# start of Provided material

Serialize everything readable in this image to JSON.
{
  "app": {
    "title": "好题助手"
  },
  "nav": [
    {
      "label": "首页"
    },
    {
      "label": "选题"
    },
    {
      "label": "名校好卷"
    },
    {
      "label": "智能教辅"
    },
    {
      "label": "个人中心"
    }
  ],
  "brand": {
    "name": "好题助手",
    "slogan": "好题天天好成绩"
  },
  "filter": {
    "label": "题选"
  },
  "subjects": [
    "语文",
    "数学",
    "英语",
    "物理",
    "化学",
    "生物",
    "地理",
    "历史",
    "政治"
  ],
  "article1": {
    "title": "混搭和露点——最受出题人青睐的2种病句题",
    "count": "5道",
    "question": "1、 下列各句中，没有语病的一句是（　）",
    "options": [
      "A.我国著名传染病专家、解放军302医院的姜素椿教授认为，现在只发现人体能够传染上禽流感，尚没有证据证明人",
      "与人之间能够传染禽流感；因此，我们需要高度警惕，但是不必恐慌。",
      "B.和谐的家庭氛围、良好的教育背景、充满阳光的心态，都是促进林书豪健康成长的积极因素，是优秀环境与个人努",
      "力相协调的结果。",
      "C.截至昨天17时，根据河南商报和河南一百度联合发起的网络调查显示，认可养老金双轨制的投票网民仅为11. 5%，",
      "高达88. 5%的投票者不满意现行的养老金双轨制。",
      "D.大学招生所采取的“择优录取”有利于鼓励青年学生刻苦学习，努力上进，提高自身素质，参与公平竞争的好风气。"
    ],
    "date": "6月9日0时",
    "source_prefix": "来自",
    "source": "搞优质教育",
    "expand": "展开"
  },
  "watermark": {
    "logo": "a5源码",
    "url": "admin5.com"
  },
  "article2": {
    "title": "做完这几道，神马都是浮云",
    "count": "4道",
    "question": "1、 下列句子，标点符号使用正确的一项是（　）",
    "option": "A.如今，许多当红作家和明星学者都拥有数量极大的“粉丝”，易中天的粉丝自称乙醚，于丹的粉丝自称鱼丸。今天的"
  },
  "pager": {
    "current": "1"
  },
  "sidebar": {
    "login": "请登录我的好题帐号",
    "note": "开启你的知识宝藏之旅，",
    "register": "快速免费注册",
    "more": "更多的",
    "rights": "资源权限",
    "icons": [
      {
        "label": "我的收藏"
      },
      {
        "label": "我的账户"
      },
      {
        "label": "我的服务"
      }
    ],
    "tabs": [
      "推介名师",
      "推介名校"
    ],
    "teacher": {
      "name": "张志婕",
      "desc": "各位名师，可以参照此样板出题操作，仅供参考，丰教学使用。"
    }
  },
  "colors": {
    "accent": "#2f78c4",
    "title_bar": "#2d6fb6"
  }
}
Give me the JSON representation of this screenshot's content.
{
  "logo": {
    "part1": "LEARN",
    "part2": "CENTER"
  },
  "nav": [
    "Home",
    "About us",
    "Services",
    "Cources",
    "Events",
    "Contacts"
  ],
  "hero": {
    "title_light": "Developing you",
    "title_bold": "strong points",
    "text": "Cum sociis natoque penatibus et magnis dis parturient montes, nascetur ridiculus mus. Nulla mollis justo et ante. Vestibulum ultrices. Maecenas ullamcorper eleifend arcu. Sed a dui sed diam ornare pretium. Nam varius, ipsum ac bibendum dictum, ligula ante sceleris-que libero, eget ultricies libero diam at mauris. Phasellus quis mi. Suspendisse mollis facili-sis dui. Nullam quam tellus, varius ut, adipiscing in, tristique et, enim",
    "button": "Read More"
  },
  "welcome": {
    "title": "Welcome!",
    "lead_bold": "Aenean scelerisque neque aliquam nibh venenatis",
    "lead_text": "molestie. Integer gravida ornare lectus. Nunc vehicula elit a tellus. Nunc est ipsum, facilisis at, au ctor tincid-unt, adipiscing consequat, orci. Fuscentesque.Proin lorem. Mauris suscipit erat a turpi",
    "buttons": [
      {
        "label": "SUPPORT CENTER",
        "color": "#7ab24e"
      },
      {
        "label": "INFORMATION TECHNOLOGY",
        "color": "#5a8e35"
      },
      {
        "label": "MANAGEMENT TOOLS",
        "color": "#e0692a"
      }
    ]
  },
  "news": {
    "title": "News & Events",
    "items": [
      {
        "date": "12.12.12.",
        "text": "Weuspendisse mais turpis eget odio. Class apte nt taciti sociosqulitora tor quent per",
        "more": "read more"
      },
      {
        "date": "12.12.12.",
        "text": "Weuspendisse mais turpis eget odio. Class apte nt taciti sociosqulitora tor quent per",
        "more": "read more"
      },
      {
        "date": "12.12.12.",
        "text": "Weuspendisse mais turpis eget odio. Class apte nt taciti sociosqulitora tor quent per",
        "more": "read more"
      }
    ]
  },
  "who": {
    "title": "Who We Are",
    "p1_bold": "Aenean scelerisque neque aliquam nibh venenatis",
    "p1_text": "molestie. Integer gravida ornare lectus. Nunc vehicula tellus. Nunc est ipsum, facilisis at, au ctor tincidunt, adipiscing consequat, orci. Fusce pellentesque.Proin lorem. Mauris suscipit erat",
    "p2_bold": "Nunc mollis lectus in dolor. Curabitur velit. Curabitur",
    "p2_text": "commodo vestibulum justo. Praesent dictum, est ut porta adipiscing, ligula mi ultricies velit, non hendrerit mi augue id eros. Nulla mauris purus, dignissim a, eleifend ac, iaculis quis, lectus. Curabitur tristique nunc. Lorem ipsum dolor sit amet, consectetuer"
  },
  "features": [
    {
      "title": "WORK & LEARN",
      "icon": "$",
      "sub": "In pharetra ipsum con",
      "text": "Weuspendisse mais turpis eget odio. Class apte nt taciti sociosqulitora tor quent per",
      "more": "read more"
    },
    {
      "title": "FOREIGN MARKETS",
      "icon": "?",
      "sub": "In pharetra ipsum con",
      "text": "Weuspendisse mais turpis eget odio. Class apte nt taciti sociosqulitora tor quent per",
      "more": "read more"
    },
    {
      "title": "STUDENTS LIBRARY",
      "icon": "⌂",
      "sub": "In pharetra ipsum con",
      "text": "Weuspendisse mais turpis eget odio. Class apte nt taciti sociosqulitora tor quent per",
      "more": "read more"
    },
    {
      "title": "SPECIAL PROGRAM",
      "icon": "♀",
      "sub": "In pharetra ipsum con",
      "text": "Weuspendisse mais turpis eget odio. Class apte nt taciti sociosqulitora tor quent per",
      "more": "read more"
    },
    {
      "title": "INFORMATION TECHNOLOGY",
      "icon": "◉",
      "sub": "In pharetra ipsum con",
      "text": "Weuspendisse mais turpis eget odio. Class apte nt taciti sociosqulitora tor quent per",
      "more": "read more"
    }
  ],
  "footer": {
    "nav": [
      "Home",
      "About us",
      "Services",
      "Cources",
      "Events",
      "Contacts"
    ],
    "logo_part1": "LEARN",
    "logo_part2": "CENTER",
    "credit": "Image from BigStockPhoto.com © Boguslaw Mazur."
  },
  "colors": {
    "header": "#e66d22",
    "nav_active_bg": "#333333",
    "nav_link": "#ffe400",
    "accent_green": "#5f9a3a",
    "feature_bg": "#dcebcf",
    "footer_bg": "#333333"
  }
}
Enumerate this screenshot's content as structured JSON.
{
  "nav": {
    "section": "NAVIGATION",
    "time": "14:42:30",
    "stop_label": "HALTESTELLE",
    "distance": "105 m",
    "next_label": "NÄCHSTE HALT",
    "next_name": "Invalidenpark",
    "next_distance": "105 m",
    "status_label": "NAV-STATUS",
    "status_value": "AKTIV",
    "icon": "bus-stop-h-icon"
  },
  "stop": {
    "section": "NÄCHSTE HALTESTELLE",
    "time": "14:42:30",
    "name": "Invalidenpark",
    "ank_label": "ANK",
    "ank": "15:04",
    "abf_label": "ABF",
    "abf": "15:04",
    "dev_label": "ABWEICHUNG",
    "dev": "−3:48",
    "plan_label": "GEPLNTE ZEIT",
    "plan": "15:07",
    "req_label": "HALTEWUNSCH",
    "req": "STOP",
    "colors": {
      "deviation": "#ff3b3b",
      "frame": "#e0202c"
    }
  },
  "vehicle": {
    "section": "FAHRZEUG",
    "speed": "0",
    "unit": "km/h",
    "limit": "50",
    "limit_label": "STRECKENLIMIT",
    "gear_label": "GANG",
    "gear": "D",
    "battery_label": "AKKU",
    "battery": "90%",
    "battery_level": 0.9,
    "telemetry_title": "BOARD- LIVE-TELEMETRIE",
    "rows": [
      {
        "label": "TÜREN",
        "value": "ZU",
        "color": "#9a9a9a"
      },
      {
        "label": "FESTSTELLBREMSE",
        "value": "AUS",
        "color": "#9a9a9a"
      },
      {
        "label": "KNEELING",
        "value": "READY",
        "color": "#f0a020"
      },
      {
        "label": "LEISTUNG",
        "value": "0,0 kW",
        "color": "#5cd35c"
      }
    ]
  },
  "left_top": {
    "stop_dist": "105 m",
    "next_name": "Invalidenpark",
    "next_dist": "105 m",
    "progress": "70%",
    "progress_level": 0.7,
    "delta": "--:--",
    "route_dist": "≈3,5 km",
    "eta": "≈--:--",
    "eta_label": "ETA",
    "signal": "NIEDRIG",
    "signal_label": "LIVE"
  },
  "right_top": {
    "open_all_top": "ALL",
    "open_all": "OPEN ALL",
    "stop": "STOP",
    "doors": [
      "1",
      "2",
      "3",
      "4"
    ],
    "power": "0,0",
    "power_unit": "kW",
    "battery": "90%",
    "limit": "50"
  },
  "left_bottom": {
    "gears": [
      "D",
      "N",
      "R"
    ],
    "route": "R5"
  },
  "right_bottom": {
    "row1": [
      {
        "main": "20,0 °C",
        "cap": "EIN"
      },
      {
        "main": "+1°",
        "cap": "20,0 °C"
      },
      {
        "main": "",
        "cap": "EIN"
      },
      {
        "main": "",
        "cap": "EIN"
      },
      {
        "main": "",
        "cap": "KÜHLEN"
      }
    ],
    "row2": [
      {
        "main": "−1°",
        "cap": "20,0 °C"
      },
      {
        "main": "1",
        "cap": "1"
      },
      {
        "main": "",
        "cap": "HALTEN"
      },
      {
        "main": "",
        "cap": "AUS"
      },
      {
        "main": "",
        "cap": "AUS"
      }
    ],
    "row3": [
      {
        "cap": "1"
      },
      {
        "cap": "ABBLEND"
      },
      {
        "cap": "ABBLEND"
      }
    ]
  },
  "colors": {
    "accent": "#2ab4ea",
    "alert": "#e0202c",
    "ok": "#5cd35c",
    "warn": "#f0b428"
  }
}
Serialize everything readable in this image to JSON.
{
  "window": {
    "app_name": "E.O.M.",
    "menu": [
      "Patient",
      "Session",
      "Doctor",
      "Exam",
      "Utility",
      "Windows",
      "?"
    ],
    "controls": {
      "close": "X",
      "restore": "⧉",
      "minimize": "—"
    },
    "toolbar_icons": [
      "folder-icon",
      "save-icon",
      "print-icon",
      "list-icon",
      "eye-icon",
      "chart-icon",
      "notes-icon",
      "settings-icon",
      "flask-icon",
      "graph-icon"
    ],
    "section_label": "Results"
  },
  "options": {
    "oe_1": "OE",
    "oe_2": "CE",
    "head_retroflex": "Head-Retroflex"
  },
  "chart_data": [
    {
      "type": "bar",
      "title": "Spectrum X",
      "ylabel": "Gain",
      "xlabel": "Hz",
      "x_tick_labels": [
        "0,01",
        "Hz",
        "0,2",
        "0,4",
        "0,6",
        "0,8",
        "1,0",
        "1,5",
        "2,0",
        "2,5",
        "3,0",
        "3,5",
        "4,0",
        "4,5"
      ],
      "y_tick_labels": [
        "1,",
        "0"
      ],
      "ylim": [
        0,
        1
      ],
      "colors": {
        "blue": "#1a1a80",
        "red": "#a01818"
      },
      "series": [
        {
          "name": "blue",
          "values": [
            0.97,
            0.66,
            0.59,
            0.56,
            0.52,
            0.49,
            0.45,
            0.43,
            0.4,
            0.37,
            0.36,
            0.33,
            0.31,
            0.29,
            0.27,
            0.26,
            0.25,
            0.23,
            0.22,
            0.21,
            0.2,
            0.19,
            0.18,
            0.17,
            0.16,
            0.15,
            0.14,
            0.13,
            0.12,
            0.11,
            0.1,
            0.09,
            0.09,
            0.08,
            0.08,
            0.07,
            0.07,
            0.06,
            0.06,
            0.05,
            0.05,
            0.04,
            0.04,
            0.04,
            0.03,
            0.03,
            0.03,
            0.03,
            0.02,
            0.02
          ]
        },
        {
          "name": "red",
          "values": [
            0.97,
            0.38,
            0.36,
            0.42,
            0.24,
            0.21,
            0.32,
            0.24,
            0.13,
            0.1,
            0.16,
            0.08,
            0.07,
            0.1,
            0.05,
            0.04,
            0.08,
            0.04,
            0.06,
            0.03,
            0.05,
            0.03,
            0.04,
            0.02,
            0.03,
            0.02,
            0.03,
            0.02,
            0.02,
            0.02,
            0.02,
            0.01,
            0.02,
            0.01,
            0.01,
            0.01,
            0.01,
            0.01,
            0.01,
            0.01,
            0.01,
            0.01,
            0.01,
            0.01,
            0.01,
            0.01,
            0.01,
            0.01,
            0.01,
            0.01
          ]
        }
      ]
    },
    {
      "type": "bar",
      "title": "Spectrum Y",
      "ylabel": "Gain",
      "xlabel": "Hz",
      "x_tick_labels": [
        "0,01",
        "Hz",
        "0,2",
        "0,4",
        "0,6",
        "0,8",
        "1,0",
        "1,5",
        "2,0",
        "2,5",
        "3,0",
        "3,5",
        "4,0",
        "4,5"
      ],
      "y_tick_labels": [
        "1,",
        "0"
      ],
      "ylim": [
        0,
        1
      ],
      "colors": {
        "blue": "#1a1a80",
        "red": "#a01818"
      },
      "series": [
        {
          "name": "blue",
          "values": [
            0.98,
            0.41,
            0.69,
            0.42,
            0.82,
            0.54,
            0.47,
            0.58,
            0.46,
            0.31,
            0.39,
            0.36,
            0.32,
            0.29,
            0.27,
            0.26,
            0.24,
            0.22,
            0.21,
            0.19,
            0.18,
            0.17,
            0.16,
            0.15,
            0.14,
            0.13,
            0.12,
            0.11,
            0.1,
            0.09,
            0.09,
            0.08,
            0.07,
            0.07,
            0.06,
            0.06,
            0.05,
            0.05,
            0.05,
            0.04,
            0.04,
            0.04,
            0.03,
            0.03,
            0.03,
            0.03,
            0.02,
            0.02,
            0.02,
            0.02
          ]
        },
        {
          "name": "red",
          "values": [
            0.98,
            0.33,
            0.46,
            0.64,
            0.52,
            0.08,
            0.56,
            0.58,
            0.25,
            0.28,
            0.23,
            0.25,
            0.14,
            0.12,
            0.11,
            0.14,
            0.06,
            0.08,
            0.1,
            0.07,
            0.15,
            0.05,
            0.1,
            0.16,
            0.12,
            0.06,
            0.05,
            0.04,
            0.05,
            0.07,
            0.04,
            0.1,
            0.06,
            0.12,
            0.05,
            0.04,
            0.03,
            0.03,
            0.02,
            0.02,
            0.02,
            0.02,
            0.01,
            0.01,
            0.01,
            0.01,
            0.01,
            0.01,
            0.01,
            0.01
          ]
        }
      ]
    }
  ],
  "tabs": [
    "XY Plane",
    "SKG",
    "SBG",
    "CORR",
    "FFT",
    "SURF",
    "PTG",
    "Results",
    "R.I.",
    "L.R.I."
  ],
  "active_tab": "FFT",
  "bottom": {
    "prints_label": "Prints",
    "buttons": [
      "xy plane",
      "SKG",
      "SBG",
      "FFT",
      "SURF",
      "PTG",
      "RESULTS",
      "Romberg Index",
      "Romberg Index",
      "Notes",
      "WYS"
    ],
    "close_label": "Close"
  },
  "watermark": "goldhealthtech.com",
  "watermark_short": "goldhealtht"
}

# end of Provided material

[Task statement]: State, as a bare number, how many lines of the listing hold the word "aliquam".

[The answer]: 2